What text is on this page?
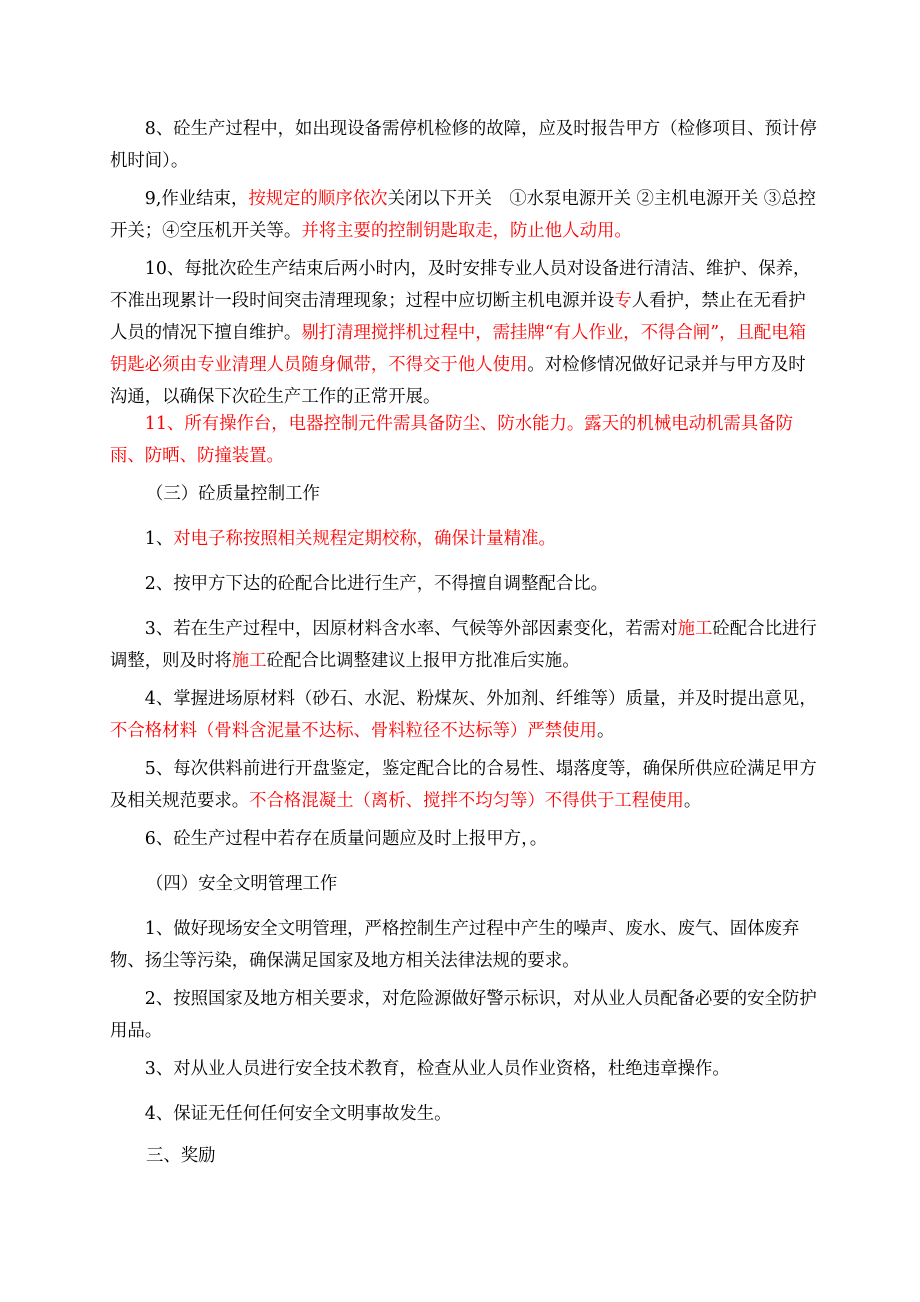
8、砼生产过程中，如出现设备需停机检修的故障，应及时报告甲方（检修项目、预计停机时间）。

9,作业结束，按规定的顺序依次关闭以下开关　①水泵电源开关 ②主机电源开关 ③总控开关；④空压机开关等。并将主要的控制钥匙取走，防止他人动用。

10、每批次砼生产结束后两小时内，及时安排专业人员对设备进行清洁、维护、保养，不准出现累计一段时间突击清理现象；过程中应切断主机电源并设专人看护，禁止在无看护人员的情况下擅自维护。剔打清理搅拌机过程中，需挂牌“有人作业，不得合闸”，且配电箱钥匙必须由专业清理人员随身佩带，不得交于他人使用。对检修情况做好记录并与甲方及时沟通，以确保下次砼生产工作的正常开展。

11、所有操作台，电器控制元件需具备防尘、防水能力。露天的机械电动机需具备防雨、防晒、防撞装置。

（三）砼质量控制工作

1、对电子称按照相关规程定期校称，确保计量精准。

2、按甲方下达的砼配合比进行生产，不得擅自调整配合比。

3、若在生产过程中，因原材料含水率、气候等外部因素变化，若需对施工砼配合比进行调整，则及时将施工砼配合比调整建议上报甲方批准后实施。

4、掌握进场原材料（砂石、水泥、粉煤灰、外加剂、纤维等）质量，并及时提出意见，不合格材料（骨料含泥量不达标、骨料粒径不达标等）严禁使用。

5、每次供料前进行开盘鉴定，鉴定配合比的合易性、塌落度等，确保所供应砼满足甲方及相关规范要求。不合格混凝土（离析、搅拌不均匀等）不得供于工程使用。

6、砼生产过程中若存在质量问题应及时上报甲方，。

（四）安全文明管理工作

1、做好现场安全文明管理，严格控制生产过程中产生的噪声、废水、废气、固体废弃物、扬尘等污染，确保满足国家及地方相关法律法规的要求。

2、按照国家及地方相关要求，对危险源做好警示标识，对从业人员配备必要的安全防护用品。

3、对从业人员进行安全技术教育，检查从业人员作业资格，杜绝违章操作。

4、保证无任何任何安全文明事故发生。

三、奖励
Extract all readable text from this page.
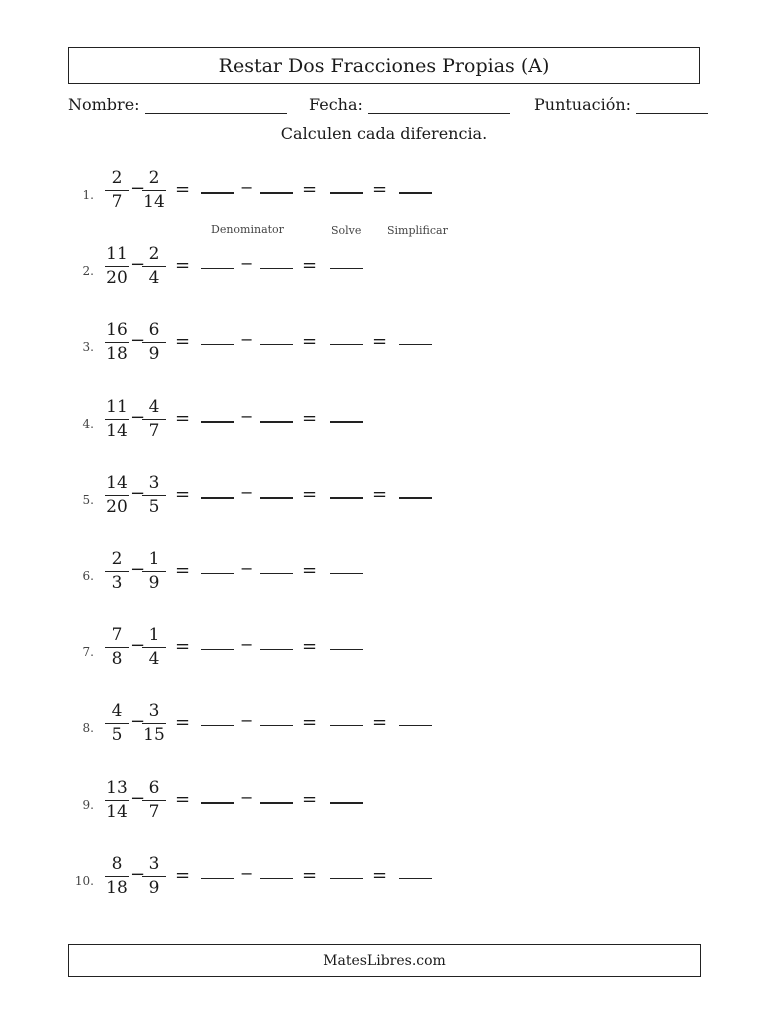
Restar Dos Fracciones Propias (A)
Nombre:	Fecha:	Puntuación:
Calculen cada diferencia.
1.
2
7
− 2
14
=	−	=	=
Denominator	Solve Simplificar
2.
11
20
− 2
4
=	−	=
3.
16
18
− 6
9
=	−	=	=
4.
11
14
− 4
7
=	−	=
5.
14
20
− 3
5
=	−	=	=
6.
2
3
− 1
9
=	−	=
7.
7
8
− 1
4
=	−	=
8.
4
5
− 3
15
=	−	=	=
9.
13
14
− 6
7
=	−	=
10.
8
18
− 3
9
=	−	=	=
MatesLibres.com
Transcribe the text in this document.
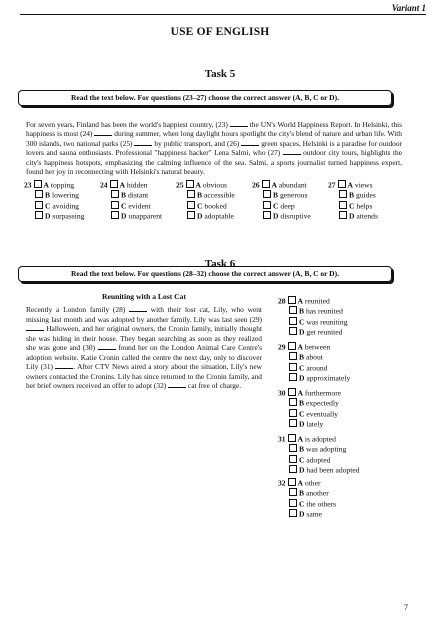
Variant 1
USE OF ENGLISH
Task 5
Read the text below. For questions (23–27) choose the correct answer (A, B, C or D).
For seven years, Finland has been the world's happiest country, (23)  the UN's World Happiness Report. In Helsinki, this happiness is most (24)  during summer, when long daylight hours spotlight the city's blend of nature and urban life. With 300 islands, two national parks (25)  by public transport, and (26)  green spaces, Helsinki is a paradise for outdoor lovers and sauna enthusiasts. Professional "happiness hacker" Lena Salmi, who (27)  outdoor city tours, highlights the city's happiness hotspots, emphasizing the calming influence of the sea. Salmi, a sports journalist turned happiness expert, found her joy in reconnecting with Helsinki's natural beauty.
23 A topping
B lowering
C avoiding
D surpassing
24 A hidden
B distant
C evident
D unapparent
25 A obvious
B accessible
C booked
D adoptable
26 A abundant
B generous
C deep
D disruptive
27 A views
B guides
C helps
D attends
Task 6
Read the text below. For questions (28–32) choose the correct answer (A, B, C or D).
Reuniting with a Lost Cat
Recently a London family (28)  with their lost cat, Lily, who went missing last month and was adopted by another family. Lily was last seen (29)  Halloween, and her original owners, the Cronin family, initially thought she was hiding in their house. They began searching as soon as they realized she was gone and (30)  found her on the London Animal Care Centre's adoption website. Katie Cronin called the centre the next day, only to discover Lily (31) . After CTV News aired a story about the situation, Lily's new owners contacted the Cronins. Lily has since returned to the Cronin family, and her brief owners received an offer to adopt (32)  cat free of charge.
28 A reunited
B has reunited
C was reuniting
D get reunited
29 A between
B about
C around
D approximately
30 A furthermore
B expectedly
C eventually
D lately
31 A is adopted
B was adopting
C adopted
D had been adopted
32 A other
B another
C the others
D same
7
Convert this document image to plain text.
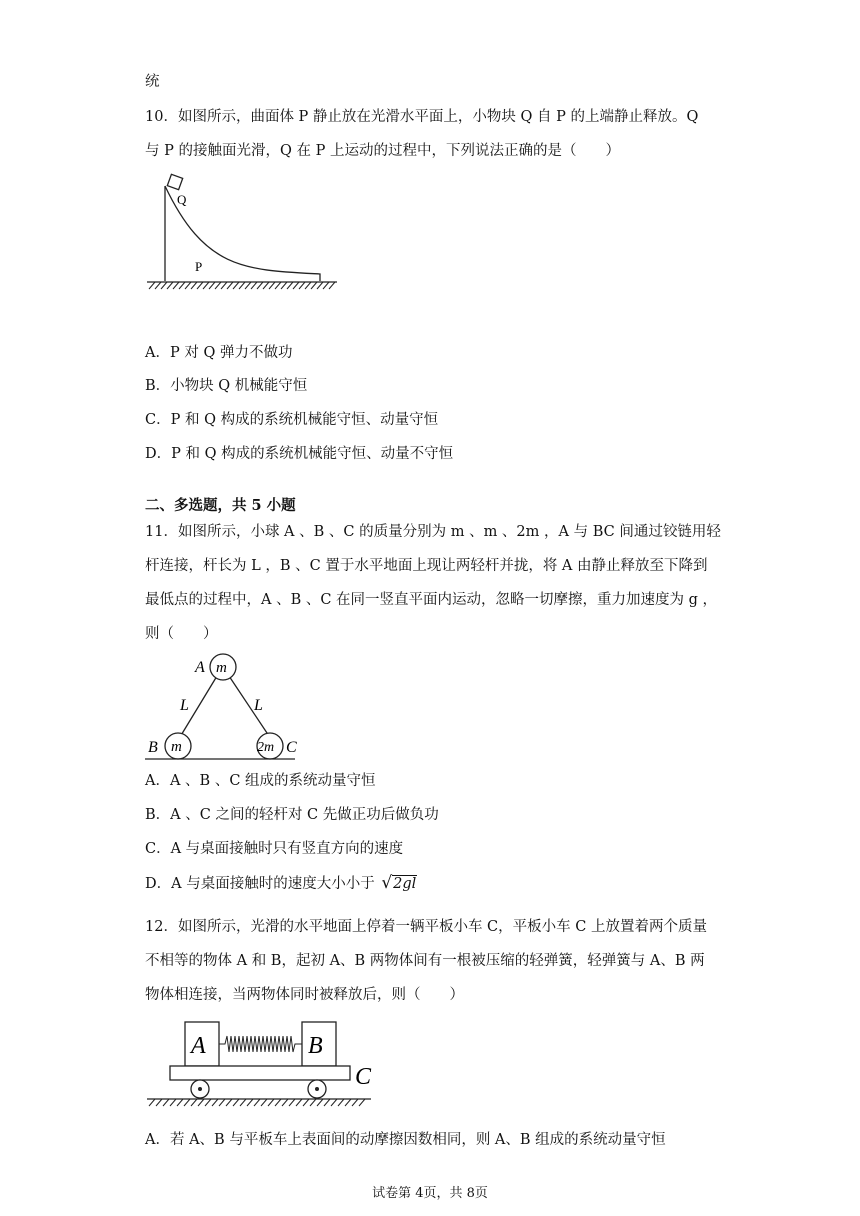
统
10．如图所示，曲面体 P 静止放在光滑水平面上，小物块 Q 自 P 的上端静止释放。Q
与 P 的接触面光滑，Q 在 P 上运动的过程中，下列说法正确的是（　　）
Q
P
A．P 对 Q 弹力不做功
B．小物块 Q 机械能守恒
C．P 和 Q 构成的系统机械能守恒、动量守恒
D．P 和 Q 构成的系统机械能守恒、动量不守恒
二、多选题，共 5 小题
11．如图所示，小球 A 、B 、C 的质量分别为 m 、m 、2m ，A 与 BC 间通过铰链用轻
杆连接，杆长为 L ，B 、C 置于水平地面上现让两轻杆并拢，将 A 由静止释放至下降到
最低点的过程中，A 、B 、C 在同一竖直平面内运动，忽略一切摩擦，重力加速度为 g ，
则（　　）
A m
L	L
B m	2m C
A．A 、B 、C 组成的系统动量守恒
B．A 、C 之间的轻杆对 C 先做正功后做负功
C．A 与桌面接触时只有竖直方向的速度
D．A 与桌面接触时的速度大小小于 √2gl
12．如图所示，光滑的水平地面上停着一辆平板小车 C，平板小车 C 上放置着两个质量
不相等的物体 A 和 B，起初 A、B 两物体间有一根被压缩的轻弹簧，轻弹簧与 A、B 两
物体相连接，当两物体同时被释放后，则（　　）
A	B
C
A．若 A、B 与平板车上表面间的动摩擦因数相同，则 A、B 组成的系统动量守恒
试卷第 4页，共 8页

=====

■ Exercise
Reproduce every record word for word. The copy must contain no pictures.

■ Exercise answer
What text is on this page?
8、砼生产过程中，如出现设备需停机检修的故障，应及时报告甲方（检修项目、预计停机时间）。

9,作业结束，按规定的顺序依次关闭以下开关　①水泵电源开关 ②主机电源开关 ③总控开关；④空压机开关等。并将主要的控制钥匙取走，防止他人动用。

10、每批次砼生产结束后两小时内，及时安排专业人员对设备进行清洁、维护、保养，不准出现累计一段时间突击清理现象；过程中应切断主机电源并设专人看护，禁止在无看护人员的情况下擅自维护。剔打清理搅拌机过程中，需挂牌“有人作业，不得合闸”，且配电箱钥匙必须由专业清理人员随身佩带，不得交于他人使用。对检修情况做好记录并与甲方及时沟通，以确保下次砼生产工作的正常开展。

11、所有操作台，电器控制元件需具备防尘、防水能力。露天的机械电动机需具备防雨、防晒、防撞装置。

（三）砼质量控制工作

1、对电子称按照相关规程定期校称，确保计量精准。

2、按甲方下达的砼配合比进行生产，不得擅自调整配合比。

3、若在生产过程中，因原材料含水率、气候等外部因素变化，若需对施工砼配合比进行调整，则及时将施工砼配合比调整建议上报甲方批准后实施。

4、掌握进场原材料（砂石、水泥、粉煤灰、外加剂、纤维等）质量，并及时提出意见，不合格材料（骨料含泥量不达标、骨料粒径不达标等）严禁使用。

5、每次供料前进行开盘鉴定，鉴定配合比的合易性、塌落度等，确保所供应砼满足甲方及相关规范要求。不合格混凝土（离析、搅拌不均匀等）不得供于工程使用。

6、砼生产过程中若存在质量问题应及时上报甲方，。

（四）安全文明管理工作

1、做好现场安全文明管理，严格控制生产过程中产生的噪声、废水、废气、固体废弃物、扬尘等污染，确保满足国家及地方相关法律法规的要求。

2、按照国家及地方相关要求，对危险源做好警示标识，对从业人员配备必要的安全防护用品。

3、对从业人员进行安全技术教育，检查从业人员作业资格，杜绝违章操作。

4、保证无任何任何安全文明事故发生。

三、奖励
Extract all readable text from this page.
Restar Dos Fracciones Propias (A)
Nombre:	Fecha:	Puntuación:
Calculen cada diferencia.
1.
2
7
− 2
14
=	−	=	=
Denominator	Solve Simplificar
2.
11
20
− 2
4
=	−	=
3.
16
18
− 6
9
=	−	=	=
4.
11
14
− 4
7
=	−	=
5.
14
20
− 3
5
=	−	=	=
6.
2
3
− 1
9
=	−	=
7.
7
8
− 1
4
=	−	=
8.
4
5
− 3
15
=	−	=	=
9.
13
14
− 6
7
=	−	=
10.
8
18
− 3
9
=	−	=	=
MatesLibres.com
Transcribe the text in this document.
Variant 1
USE OF ENGLISH
Task 5
Read the text below. For questions (23–27) choose the correct answer (A, B, C or D).
For seven years, Finland has been the world's happiest country, (23)  the UN's World Happiness Report. In Helsinki, this happiness is most (24)  during summer, when long daylight hours spotlight the city's blend of nature and urban life. With 300 islands, two national parks (25)  by public transport, and (26)  green spaces, Helsinki is a paradise for outdoor lovers and sauna enthusiasts. Professional "happiness hacker" Lena Salmi, who (27)  outdoor city tours, highlights the city's happiness hotspots, emphasizing the calming influence of the sea. Salmi, a sports journalist turned happiness expert, found her joy in reconnecting with Helsinki's natural beauty.
23 A topping
B lowering
C avoiding
D surpassing
24 A hidden
B distant
C evident
D unapparent
25 A obvious
B accessible
C booked
D adoptable
26 A abundant
B generous
C deep
D disruptive
27 A views
B guides
C helps
D attends
Task 6
Read the text below. For questions (28–32) choose the correct answer (A, B, C or D).
Reuniting with a Lost Cat
Recently a London family (28)  with their lost cat, Lily, who went missing last month and was adopted by another family. Lily was last seen (29)  Halloween, and her original owners, the Cronin family, initially thought she was hiding in their house. They began searching as soon as they realized she was gone and (30)  found her on the London Animal Care Centre's adoption website. Katie Cronin called the centre the next day, only to discover Lily (31) . After CTV News aired a story about the situation, Lily's new owners contacted the Cronins. Lily has since returned to the Cronin family, and her brief owners received an offer to adopt (32)  cat free of charge.
28 A reunited
B has reunited
C was reuniting
D get reunited
29 A between
B about
C around
D approximately
30 A furthermore
B expectedly
C eventually
D lately
31 A is adopted
B was adopting
C adopted
D had been adopted
32 A other
B another
C the others
D same
7
Convert this document image to plain text.
统
10．如图所示，曲面体 P 静止放在光滑水平面上，小物块 Q 自 P 的上端静止释放。Q
与 P 的接触面光滑，Q 在 P 上运动的过程中，下列说法正确的是（　　）
Q
P
A．P 对 Q 弹力不做功
B．小物块 Q 机械能守恒
C．P 和 Q 构成的系统机械能守恒、动量守恒
D．P 和 Q 构成的系统机械能守恒、动量不守恒
二、多选题，共 5 小题
11．如图所示，小球 A 、B 、C 的质量分别为 m 、m 、2m ，A 与 BC 间通过铰链用轻
杆连接，杆长为 L ，B 、C 置于水平地面上现让两轻杆并拢，将 A 由静止释放至下降到
最低点的过程中，A 、B 、C 在同一竖直平面内运动，忽略一切摩擦，重力加速度为 g ，
则（　　）
A m
L	L
B m	2m C
A．A 、B 、C 组成的系统动量守恒
B．A 、C 之间的轻杆对 C 先做正功后做负功
C．A 与桌面接触时只有竖直方向的速度
D．A 与桌面接触时的速度大小小于 √2gl
12．如图所示，光滑的水平地面上停着一辆平板小车 C，平板小车 C 上放置着两个质量
不相等的物体 A 和 B，起初 A、B 两物体间有一根被压缩的轻弹簧，轻弹簧与 A、B 两
物体相连接，当两物体同时被释放后，则（　　）
A	B
C
A．若 A、B 与平板车上表面间的动摩擦因数相同，则 A、B 组成的系统动量守恒
试卷第 4页，共 8页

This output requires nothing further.